# WORK INSTRUCTIONS
Beneath this task is a listing; retype all of it exactly.

##### DATA LINES

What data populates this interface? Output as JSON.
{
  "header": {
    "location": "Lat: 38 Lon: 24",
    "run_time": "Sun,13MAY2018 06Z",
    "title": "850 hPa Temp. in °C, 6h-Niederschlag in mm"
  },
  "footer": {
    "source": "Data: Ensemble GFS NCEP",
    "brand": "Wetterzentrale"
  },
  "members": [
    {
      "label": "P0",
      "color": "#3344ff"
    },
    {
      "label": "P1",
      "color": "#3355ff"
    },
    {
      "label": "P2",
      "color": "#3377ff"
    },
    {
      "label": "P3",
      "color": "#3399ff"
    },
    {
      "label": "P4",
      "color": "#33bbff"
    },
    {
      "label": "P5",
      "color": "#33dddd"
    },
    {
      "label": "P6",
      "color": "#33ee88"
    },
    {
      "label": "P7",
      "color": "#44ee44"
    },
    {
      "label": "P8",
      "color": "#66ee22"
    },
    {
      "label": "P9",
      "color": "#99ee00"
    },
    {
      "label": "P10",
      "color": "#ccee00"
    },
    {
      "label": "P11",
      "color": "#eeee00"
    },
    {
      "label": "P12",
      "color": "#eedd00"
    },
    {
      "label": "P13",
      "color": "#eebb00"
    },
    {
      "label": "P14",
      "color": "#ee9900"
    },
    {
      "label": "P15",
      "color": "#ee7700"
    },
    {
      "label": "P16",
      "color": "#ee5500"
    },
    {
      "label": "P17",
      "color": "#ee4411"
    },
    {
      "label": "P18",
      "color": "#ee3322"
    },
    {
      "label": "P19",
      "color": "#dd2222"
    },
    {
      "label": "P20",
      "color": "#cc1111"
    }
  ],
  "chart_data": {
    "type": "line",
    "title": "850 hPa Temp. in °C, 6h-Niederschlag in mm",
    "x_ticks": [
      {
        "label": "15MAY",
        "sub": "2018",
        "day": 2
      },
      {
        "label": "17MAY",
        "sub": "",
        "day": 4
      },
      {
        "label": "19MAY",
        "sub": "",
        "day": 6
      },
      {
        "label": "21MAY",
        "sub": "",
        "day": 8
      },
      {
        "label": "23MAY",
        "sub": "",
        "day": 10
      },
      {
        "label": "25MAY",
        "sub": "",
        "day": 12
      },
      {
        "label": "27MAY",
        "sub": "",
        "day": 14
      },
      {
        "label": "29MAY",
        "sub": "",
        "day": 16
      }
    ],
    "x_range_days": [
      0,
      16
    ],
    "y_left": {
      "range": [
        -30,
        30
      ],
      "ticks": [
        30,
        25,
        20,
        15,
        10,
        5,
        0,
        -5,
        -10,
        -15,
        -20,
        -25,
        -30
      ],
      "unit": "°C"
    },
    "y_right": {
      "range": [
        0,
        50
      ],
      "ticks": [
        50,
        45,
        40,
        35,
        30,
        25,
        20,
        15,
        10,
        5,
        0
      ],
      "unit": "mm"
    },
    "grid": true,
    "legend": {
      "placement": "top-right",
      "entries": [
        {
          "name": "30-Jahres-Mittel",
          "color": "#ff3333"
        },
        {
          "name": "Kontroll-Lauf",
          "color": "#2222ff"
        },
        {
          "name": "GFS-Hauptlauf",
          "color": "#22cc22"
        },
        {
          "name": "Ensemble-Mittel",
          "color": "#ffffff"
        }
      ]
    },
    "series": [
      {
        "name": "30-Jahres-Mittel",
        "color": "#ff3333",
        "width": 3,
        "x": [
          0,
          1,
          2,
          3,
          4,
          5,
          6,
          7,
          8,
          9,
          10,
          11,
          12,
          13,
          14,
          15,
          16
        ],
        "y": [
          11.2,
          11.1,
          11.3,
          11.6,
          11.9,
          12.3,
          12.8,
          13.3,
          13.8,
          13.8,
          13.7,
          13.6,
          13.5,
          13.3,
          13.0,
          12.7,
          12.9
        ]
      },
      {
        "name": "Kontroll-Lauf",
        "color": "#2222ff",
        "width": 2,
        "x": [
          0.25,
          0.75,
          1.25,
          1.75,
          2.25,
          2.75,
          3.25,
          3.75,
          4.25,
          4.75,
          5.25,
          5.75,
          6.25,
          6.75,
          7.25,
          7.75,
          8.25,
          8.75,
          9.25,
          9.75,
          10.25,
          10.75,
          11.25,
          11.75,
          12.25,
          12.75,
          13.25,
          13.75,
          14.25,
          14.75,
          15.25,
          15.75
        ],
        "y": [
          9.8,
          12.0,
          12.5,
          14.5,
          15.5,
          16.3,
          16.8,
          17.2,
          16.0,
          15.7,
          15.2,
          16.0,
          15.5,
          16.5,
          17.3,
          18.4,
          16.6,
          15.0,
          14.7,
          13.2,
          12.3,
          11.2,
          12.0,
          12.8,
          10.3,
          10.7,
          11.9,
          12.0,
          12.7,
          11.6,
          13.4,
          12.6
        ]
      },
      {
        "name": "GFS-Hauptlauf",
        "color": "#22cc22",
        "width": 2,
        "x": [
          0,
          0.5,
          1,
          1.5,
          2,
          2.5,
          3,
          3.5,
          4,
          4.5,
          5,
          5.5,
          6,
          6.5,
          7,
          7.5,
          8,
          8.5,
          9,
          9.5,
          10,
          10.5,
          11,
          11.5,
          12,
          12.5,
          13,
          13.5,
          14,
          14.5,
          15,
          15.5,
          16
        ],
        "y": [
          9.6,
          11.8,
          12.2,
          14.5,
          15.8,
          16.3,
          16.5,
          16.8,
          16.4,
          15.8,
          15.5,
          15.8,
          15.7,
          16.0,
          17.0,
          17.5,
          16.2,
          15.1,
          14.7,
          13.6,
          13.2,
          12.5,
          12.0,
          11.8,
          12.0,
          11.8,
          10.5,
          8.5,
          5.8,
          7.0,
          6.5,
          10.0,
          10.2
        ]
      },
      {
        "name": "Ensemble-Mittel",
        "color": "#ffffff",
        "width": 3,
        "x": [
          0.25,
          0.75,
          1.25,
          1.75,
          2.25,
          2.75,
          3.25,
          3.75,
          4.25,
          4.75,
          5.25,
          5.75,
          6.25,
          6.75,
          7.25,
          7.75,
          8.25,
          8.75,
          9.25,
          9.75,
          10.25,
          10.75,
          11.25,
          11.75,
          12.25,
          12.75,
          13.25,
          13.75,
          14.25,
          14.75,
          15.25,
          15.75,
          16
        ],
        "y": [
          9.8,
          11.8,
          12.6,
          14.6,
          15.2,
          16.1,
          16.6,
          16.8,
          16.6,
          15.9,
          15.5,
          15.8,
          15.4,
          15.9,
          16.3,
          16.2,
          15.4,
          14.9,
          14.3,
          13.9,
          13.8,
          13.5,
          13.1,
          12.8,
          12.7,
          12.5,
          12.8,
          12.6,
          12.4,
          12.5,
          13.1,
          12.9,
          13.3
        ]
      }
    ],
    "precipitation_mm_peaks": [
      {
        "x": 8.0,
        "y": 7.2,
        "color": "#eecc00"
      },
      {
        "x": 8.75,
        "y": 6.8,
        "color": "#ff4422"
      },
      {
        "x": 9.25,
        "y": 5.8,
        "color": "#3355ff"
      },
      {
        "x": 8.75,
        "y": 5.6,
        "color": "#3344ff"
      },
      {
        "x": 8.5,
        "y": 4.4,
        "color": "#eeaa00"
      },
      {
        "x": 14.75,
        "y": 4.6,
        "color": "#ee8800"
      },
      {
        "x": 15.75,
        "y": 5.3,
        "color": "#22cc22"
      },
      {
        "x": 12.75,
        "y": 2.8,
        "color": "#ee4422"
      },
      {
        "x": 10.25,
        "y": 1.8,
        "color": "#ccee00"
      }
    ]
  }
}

##########

# SOLUTION FOR THIS PROBLEM
What data populates this interface? Output as JSON.
{
  "header": {
    "location": "Lat: 38 Lon: 24",
    "run_time": "Sun,13MAY2018 06Z",
    "title": "850 hPa Temp. in °C, 6h-Niederschlag in mm"
  },
  "footer": {
    "source": "Data: Ensemble GFS NCEP",
    "brand": "Wetterzentrale"
  },
  "members": [
    {
      "label": "P0",
      "color": "#3344ff"
    },
    {
      "label": "P1",
      "color": "#3355ff"
    },
    {
      "label": "P2",
      "color": "#3377ff"
    },
    {
      "label": "P3",
      "color": "#3399ff"
    },
    {
      "label": "P4",
      "color": "#33bbff"
    },
    {
      "label": "P5",
      "color": "#33dddd"
    },
    {
      "label": "P6",
      "color": "#33ee88"
    },
    {
      "label": "P7",
      "color": "#44ee44"
    },
    {
      "label": "P8",
      "color": "#66ee22"
    },
    {
      "label": "P9",
      "color": "#99ee00"
    },
    {
      "label": "P10",
      "color": "#ccee00"
    },
    {
      "label": "P11",
      "color": "#eeee00"
    },
    {
      "label": "P12",
      "color": "#eedd00"
    },
    {
      "label": "P13",
      "color": "#eebb00"
    },
    {
      "label": "P14",
      "color": "#ee9900"
    },
    {
      "label": "P15",
      "color": "#ee7700"
    },
    {
      "label": "P16",
      "color": "#ee5500"
    },
    {
      "label": "P17",
      "color": "#ee4411"
    },
    {
      "label": "P18",
      "color": "#ee3322"
    },
    {
      "label": "P19",
      "color": "#dd2222"
    },
    {
      "label": "P20",
      "color": "#cc1111"
    }
  ],
  "chart_data": {
    "type": "line",
    "title": "850 hPa Temp. in °C, 6h-Niederschlag in mm",
    "x_ticks": [
      {
        "label": "15MAY",
        "sub": "2018",
        "day": 2
      },
      {
        "label": "17MAY",
        "sub": "",
        "day": 4
      },
      {
        "label": "19MAY",
        "sub": "",
        "day": 6
      },
      {
        "label": "21MAY",
        "sub": "",
        "day": 8
      },
      {
        "label": "23MAY",
        "sub": "",
        "day": 10
      },
      {
        "label": "25MAY",
        "sub": "",
        "day": 12
      },
      {
        "label": "27MAY",
        "sub": "",
        "day": 14
      },
      {
        "label": "29MAY",
        "sub": "",
        "day": 16
      }
    ],
    "x_range_days": [
      0,
      16
    ],
    "y_left": {
      "range": [
        -30,
        30
      ],
      "ticks": [
        30,
        25,
        20,
        15,
        10,
        5,
        0,
        -5,
        -10,
        -15,
        -20,
        -25,
        -30
      ],
      "unit": "°C"
    },
    "y_right": {
      "range": [
        0,
        50
      ],
      "ticks": [
        50,
        45,
        40,
        35,
        30,
        25,
        20,
        15,
        10,
        5,
        0
      ],
      "unit": "mm"
    },
    "grid": true,
    "legend": {
      "placement": "top-right",
      "entries": [
        {
          "name": "30-Jahres-Mittel",
          "color": "#ff3333"
        },
        {
          "name": "Kontroll-Lauf",
          "color": "#2222ff"
        },
        {
          "name": "GFS-Hauptlauf",
          "color": "#22cc22"
        },
        {
          "name": "Ensemble-Mittel",
          "color": "#ffffff"
        }
      ]
    },
    "series": [
      {
        "name": "30-Jahres-Mittel",
        "color": "#ff3333",
        "width": 3,
        "x": [
          0,
          1,
          2,
          3,
          4,
          5,
          6,
          7,
          8,
          9,
          10,
          11,
          12,
          13,
          14,
          15,
          16
        ],
        "y": [
          11.2,
          11.1,
          11.3,
          11.6,
          11.9,
          12.3,
          12.8,
          13.3,
          13.8,
          13.8,
          13.7,
          13.6,
          13.5,
          13.3,
          13.0,
          12.7,
          12.9
        ]
      },
      {
        "name": "Kontroll-Lauf",
        "color": "#2222ff",
        "width": 2,
        "x": [
          0.25,
          0.75,
          1.25,
          1.75,
          2.25,
          2.75,
          3.25,
          3.75,
          4.25,
          4.75,
          5.25,
          5.75,
          6.25,
          6.75,
          7.25,
          7.75,
          8.25,
          8.75,
          9.25,
          9.75,
          10.25,
          10.75,
          11.25,
          11.75,
          12.25,
          12.75,
          13.25,
          13.75,
          14.25,
          14.75,
          15.25,
          15.75
        ],
        "y": [
          9.8,
          12.0,
          12.5,
          14.5,
          15.5,
          16.3,
          16.8,
          17.2,
          16.0,
          15.7,
          15.2,
          16.0,
          15.5,
          16.5,
          17.3,
          18.4,
          16.6,
          15.0,
          14.7,
          13.2,
          12.3,
          11.2,
          12.0,
          12.8,
          10.3,
          10.7,
          11.9,
          12.0,
          12.7,
          11.6,
          13.4,
          12.6
        ]
      },
      {
        "name": "GFS-Hauptlauf",
        "color": "#22cc22",
        "width": 2,
        "x": [
          0,
          0.5,
          1,
          1.5,
          2,
          2.5,
          3,
          3.5,
          4,
          4.5,
          5,
          5.5,
          6,
          6.5,
          7,
          7.5,
          8,
          8.5,
          9,
          9.5,
          10,
          10.5,
          11,
          11.5,
          12,
          12.5,
          13,
          13.5,
          14,
          14.5,
          15,
          15.5,
          16
        ],
        "y": [
          9.6,
          11.8,
          12.2,
          14.5,
          15.8,
          16.3,
          16.5,
          16.8,
          16.4,
          15.8,
          15.5,
          15.8,
          15.7,
          16.0,
          17.0,
          17.5,
          16.2,
          15.1,
          14.7,
          13.6,
          13.2,
          12.5,
          12.0,
          11.8,
          12.0,
          11.8,
          10.5,
          8.5,
          5.8,
          7.0,
          6.5,
          10.0,
          10.2
        ]
      },
      {
        "name": "Ensemble-Mittel",
        "color": "#ffffff",
        "width": 3,
        "x": [
          0.25,
          0.75,
          1.25,
          1.75,
          2.25,
          2.75,
          3.25,
          3.75,
          4.25,
          4.75,
          5.25,
          5.75,
          6.25,
          6.75,
          7.25,
          7.75,
          8.25,
          8.75,
          9.25,
          9.75,
          10.25,
          10.75,
          11.25,
          11.75,
          12.25,
          12.75,
          13.25,
          13.75,
          14.25,
          14.75,
          15.25,
          15.75,
          16
        ],
        "y": [
          9.8,
          11.8,
          12.6,
          14.6,
          15.2,
          16.1,
          16.6,
          16.8,
          16.6,
          15.9,
          15.5,
          15.8,
          15.4,
          15.9,
          16.3,
          16.2,
          15.4,
          14.9,
          14.3,
          13.9,
          13.8,
          13.5,
          13.1,
          12.8,
          12.7,
          12.5,
          12.8,
          12.6,
          12.4,
          12.5,
          13.1,
          12.9,
          13.3
        ]
      }
    ],
    "precipitation_mm_peaks": [
      {
        "x": 8.0,
        "y": 7.2,
        "color": "#eecc00"
      },
      {
        "x": 8.75,
        "y": 6.8,
        "color": "#ff4422"
      },
      {
        "x": 9.25,
        "y": 5.8,
        "color": "#3355ff"
      },
      {
        "x": 8.75,
        "y": 5.6,
        "color": "#3344ff"
      },
      {
        "x": 8.5,
        "y": 4.4,
        "color": "#eeaa00"
      },
      {
        "x": 14.75,
        "y": 4.6,
        "color": "#ee8800"
      },
      {
        "x": 15.75,
        "y": 5.3,
        "color": "#22cc22"
      },
      {
        "x": 12.75,
        "y": 2.8,
        "color": "#ee4422"
      },
      {
        "x": 10.25,
        "y": 1.8,
        "color": "#ccee00"
      }
    ]
  }
}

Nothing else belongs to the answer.